The task
Find every line in the records below that holds the word "dnia", and copy it out.

• • • •

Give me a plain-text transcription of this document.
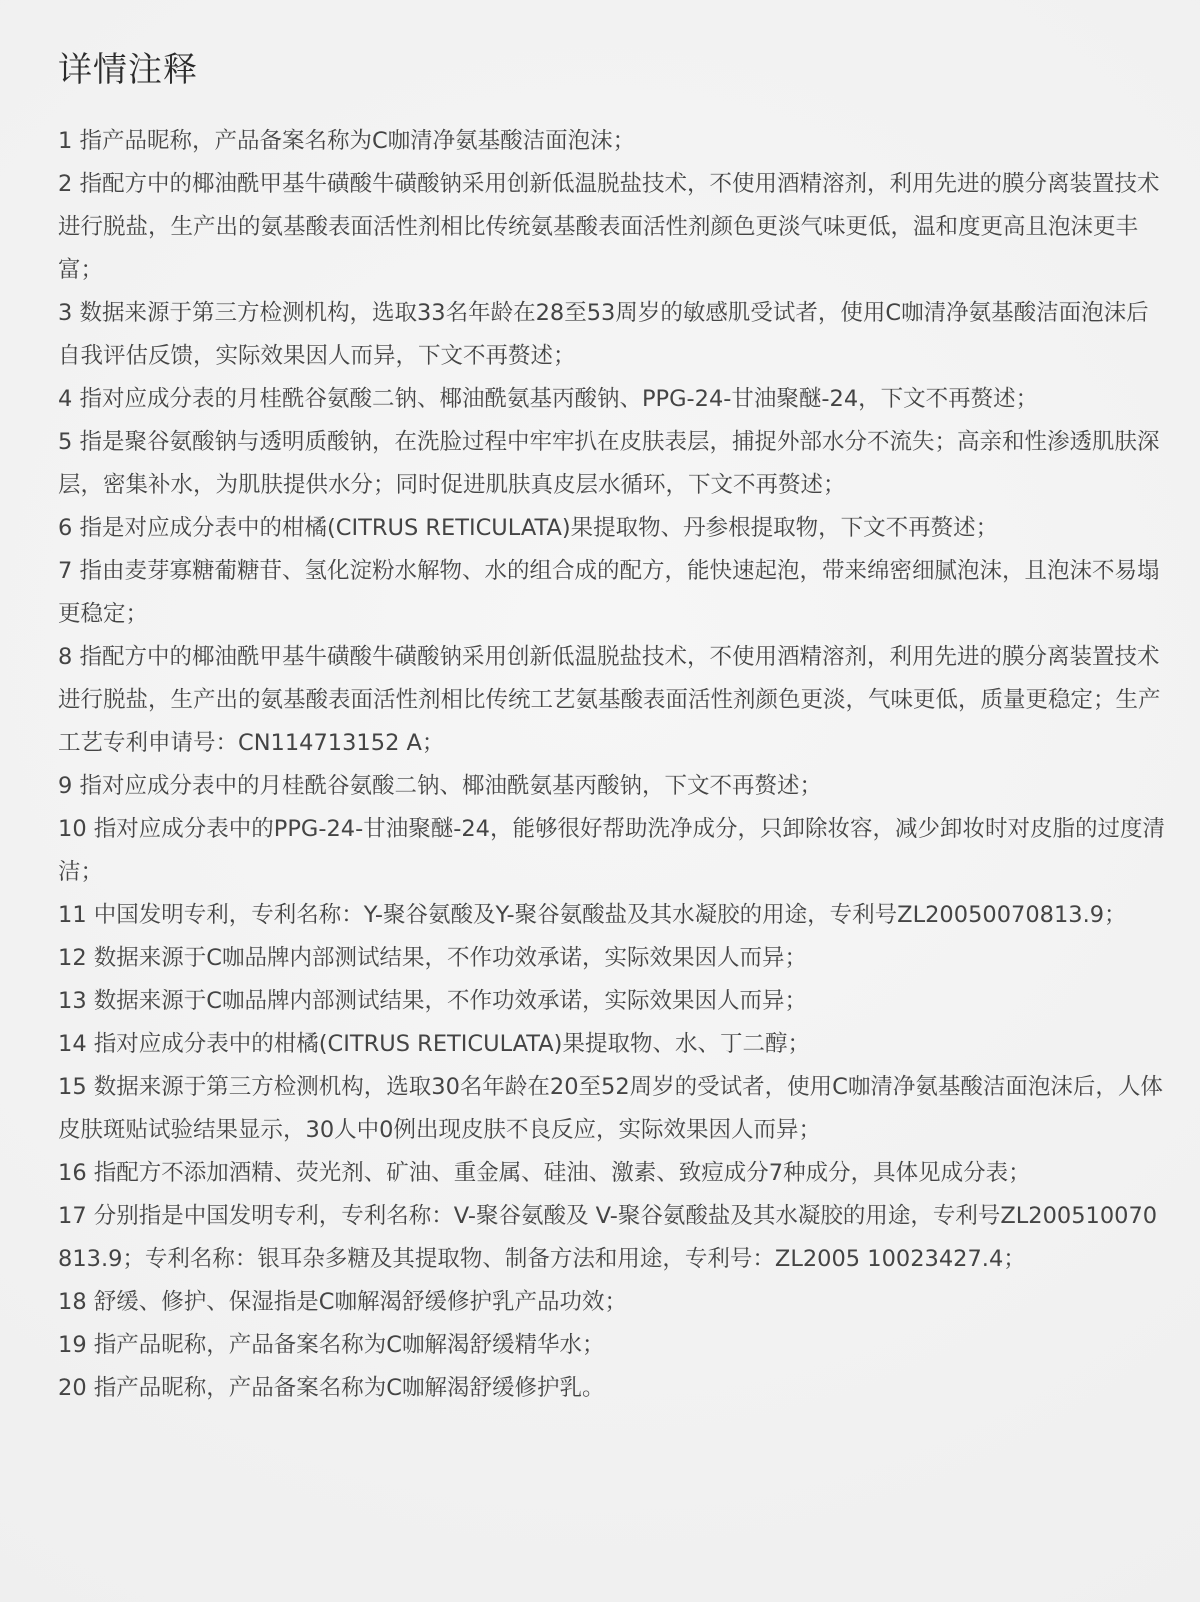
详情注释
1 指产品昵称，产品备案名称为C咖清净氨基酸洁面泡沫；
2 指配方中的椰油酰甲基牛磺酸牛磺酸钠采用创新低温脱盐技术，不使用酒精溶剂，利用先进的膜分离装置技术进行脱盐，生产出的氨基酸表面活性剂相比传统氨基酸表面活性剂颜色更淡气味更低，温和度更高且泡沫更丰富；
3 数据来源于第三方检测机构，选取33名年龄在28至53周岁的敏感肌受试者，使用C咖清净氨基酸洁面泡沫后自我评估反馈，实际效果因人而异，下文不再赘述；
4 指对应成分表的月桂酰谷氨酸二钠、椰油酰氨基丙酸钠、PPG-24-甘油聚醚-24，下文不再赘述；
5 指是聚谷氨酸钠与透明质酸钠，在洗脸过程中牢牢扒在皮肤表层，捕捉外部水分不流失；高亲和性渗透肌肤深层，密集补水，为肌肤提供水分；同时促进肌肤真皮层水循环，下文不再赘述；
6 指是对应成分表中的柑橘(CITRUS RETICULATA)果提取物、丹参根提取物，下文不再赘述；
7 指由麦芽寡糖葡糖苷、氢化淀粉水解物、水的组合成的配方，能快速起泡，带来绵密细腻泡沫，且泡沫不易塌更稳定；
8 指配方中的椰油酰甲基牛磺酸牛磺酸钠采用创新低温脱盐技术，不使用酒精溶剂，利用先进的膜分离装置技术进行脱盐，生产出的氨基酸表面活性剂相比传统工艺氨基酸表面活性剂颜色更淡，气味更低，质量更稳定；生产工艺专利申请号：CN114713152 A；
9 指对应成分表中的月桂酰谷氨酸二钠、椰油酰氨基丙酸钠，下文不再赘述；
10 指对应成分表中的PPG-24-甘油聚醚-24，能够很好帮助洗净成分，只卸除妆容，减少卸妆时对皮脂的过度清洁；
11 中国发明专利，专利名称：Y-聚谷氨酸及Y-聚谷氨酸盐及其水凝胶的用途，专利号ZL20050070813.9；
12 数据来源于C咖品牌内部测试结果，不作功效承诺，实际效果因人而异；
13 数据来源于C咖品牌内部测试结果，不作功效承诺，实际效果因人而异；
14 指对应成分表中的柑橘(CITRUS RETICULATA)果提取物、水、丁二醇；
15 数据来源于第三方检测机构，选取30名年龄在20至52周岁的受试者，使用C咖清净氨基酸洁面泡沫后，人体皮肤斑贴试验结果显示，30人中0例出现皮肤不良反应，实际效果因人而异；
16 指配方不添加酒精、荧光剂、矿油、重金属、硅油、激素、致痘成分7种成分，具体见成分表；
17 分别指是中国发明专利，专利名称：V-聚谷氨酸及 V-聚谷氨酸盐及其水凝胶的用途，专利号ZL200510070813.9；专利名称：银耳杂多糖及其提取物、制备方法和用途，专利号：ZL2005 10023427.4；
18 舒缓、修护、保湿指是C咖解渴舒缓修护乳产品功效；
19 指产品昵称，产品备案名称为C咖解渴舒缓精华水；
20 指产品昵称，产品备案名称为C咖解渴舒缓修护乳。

• • • •

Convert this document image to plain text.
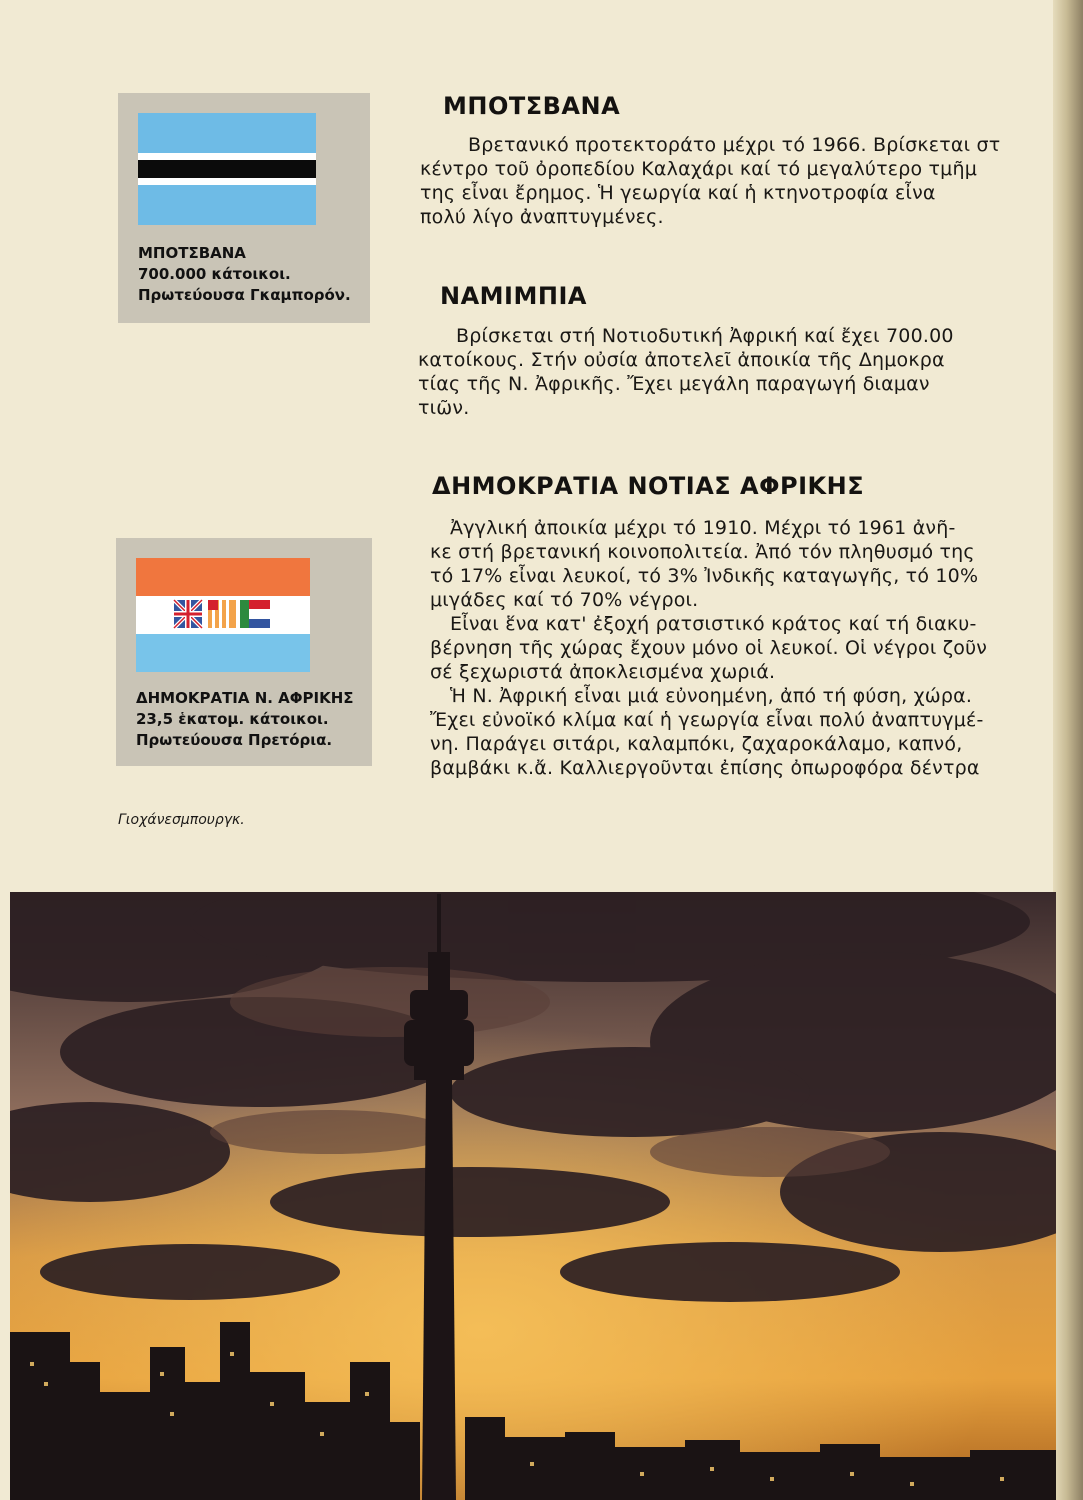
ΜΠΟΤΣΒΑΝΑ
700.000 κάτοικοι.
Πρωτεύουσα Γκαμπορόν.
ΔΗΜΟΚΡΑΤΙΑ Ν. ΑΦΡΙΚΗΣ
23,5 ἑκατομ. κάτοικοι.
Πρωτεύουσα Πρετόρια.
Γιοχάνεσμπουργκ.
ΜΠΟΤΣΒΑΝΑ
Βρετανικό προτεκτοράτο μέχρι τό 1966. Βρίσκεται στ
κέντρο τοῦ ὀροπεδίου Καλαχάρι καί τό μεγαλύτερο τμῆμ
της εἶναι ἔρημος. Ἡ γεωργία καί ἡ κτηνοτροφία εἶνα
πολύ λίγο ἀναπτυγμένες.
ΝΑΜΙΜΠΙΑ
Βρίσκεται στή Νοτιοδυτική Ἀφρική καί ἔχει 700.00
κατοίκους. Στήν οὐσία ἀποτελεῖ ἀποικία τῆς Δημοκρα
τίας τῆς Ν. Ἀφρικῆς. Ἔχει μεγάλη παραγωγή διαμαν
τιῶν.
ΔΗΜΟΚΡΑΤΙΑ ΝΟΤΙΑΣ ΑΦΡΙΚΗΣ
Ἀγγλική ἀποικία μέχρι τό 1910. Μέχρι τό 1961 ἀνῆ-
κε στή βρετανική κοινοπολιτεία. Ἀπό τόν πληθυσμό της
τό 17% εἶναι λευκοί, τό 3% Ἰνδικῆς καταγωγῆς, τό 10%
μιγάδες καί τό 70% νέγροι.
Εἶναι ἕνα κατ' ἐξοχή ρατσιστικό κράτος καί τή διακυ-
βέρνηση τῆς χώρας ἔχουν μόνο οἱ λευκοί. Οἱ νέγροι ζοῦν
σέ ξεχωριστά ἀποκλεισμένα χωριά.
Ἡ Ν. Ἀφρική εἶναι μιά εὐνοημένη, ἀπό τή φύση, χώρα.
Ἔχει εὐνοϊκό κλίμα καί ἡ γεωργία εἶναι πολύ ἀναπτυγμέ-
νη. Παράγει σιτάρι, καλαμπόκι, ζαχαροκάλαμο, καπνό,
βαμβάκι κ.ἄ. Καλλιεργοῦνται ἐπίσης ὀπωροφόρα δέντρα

• • • •

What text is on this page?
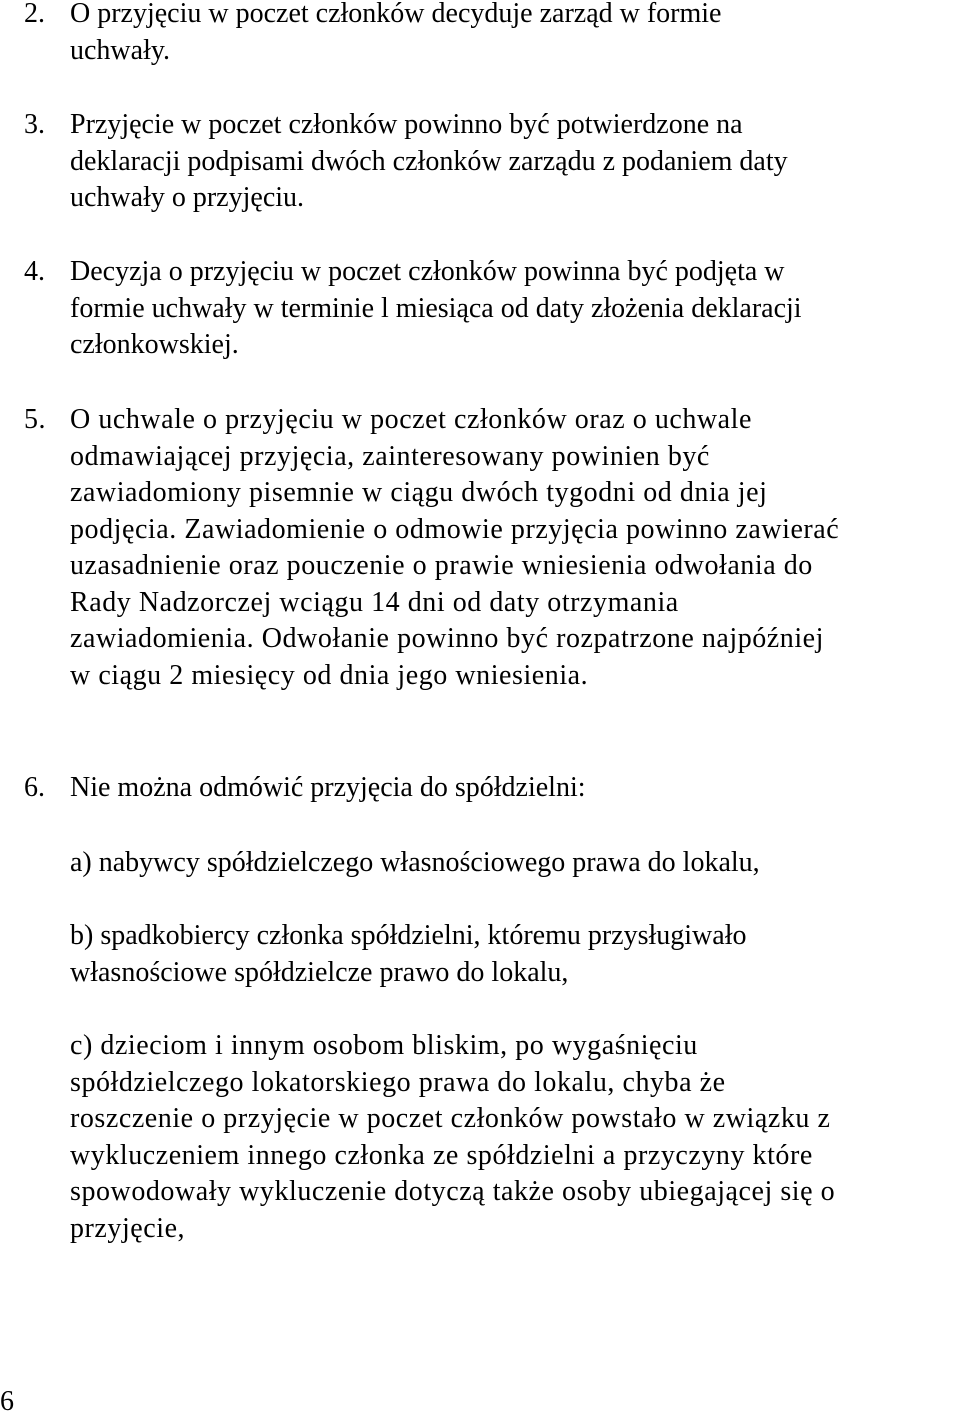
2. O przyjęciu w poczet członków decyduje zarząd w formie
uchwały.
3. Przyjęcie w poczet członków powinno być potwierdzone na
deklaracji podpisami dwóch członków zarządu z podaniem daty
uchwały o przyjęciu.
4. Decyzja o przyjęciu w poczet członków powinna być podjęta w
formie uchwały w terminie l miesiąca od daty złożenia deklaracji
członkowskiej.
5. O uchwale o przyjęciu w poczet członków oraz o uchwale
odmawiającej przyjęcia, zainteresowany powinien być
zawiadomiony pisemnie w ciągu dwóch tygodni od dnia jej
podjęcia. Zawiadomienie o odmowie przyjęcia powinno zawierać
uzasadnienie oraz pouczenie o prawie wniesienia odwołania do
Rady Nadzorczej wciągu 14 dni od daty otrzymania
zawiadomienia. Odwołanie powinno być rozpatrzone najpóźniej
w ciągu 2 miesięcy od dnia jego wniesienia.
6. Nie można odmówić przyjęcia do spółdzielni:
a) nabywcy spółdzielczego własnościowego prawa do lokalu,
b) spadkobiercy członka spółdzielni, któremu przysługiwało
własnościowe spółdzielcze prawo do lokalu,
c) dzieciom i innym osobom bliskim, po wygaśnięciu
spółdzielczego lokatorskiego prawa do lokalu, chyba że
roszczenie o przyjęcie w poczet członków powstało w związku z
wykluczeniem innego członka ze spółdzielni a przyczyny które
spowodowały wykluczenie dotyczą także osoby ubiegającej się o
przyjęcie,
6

• • • •

Answer to this problem
zawiadomiony pisemnie w ciągu dwóch tygodni od dnia jej
w ciągu 2 miesięcy od dnia jego wniesienia.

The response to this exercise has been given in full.